**STATED TASK:**
Go through the material and pull out every line with the string "colors" in it.

-- Start PROVIDED DATA --

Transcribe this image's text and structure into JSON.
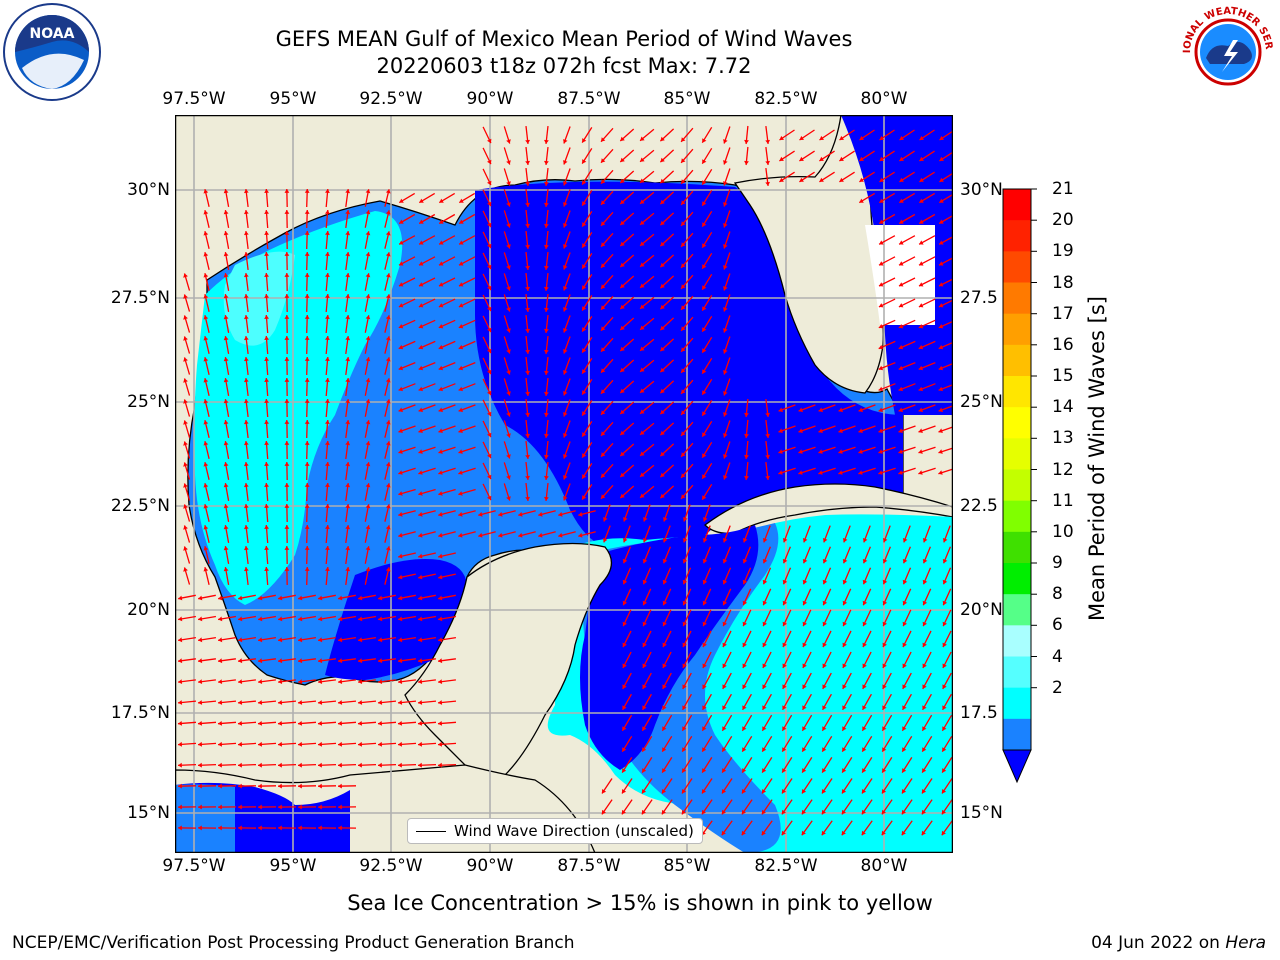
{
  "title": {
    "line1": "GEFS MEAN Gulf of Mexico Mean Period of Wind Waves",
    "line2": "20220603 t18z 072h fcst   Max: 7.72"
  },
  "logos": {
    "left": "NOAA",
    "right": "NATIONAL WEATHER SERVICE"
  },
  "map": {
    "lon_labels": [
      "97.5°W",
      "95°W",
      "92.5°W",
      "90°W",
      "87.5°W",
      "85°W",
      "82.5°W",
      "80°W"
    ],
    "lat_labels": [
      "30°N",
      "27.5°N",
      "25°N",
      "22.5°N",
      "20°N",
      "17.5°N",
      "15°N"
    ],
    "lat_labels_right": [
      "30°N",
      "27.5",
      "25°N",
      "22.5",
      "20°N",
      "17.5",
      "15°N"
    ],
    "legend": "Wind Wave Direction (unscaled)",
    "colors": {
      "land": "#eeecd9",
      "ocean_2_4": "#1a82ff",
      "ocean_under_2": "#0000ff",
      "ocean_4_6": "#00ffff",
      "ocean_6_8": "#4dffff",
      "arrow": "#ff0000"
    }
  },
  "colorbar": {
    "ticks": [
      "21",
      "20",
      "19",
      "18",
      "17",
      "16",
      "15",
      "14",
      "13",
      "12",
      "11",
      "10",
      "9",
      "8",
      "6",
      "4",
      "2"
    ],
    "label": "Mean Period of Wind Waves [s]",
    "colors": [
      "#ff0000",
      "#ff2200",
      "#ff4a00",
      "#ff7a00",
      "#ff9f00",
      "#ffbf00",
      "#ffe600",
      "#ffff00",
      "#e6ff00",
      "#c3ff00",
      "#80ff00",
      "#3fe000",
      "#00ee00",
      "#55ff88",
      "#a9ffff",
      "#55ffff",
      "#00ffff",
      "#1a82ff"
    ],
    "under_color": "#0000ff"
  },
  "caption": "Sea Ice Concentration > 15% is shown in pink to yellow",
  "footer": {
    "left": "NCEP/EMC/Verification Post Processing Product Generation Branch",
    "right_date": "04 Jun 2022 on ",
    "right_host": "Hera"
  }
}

-- End PROVIDED DATA --
-- Start PROVIDED DATA --

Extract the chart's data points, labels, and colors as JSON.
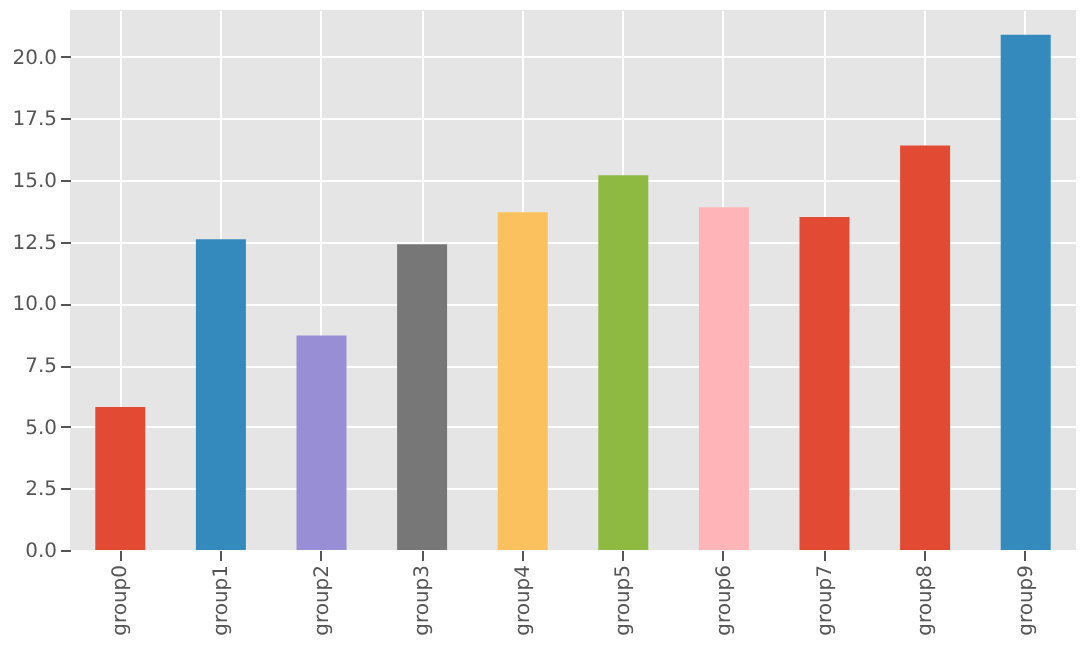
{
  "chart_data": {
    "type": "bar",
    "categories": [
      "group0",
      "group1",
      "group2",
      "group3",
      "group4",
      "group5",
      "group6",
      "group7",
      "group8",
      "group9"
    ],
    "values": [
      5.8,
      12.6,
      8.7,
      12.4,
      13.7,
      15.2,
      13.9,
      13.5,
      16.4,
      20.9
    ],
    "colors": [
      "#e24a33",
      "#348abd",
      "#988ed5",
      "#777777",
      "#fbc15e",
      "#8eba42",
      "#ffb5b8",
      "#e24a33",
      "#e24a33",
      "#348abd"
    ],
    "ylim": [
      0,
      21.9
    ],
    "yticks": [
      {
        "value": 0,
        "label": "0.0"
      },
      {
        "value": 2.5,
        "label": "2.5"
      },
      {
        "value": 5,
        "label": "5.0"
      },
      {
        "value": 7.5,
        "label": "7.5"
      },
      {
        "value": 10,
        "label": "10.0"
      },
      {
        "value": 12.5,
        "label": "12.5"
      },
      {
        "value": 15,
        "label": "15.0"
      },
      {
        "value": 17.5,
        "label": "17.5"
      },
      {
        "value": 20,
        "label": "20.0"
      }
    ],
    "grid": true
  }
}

-- End PROVIDED DATA --

**TASK ANSWER:**
    "colors": {
    "colors": [
Extract the chart's data points, labels, and colors as JSON.
    "colors": [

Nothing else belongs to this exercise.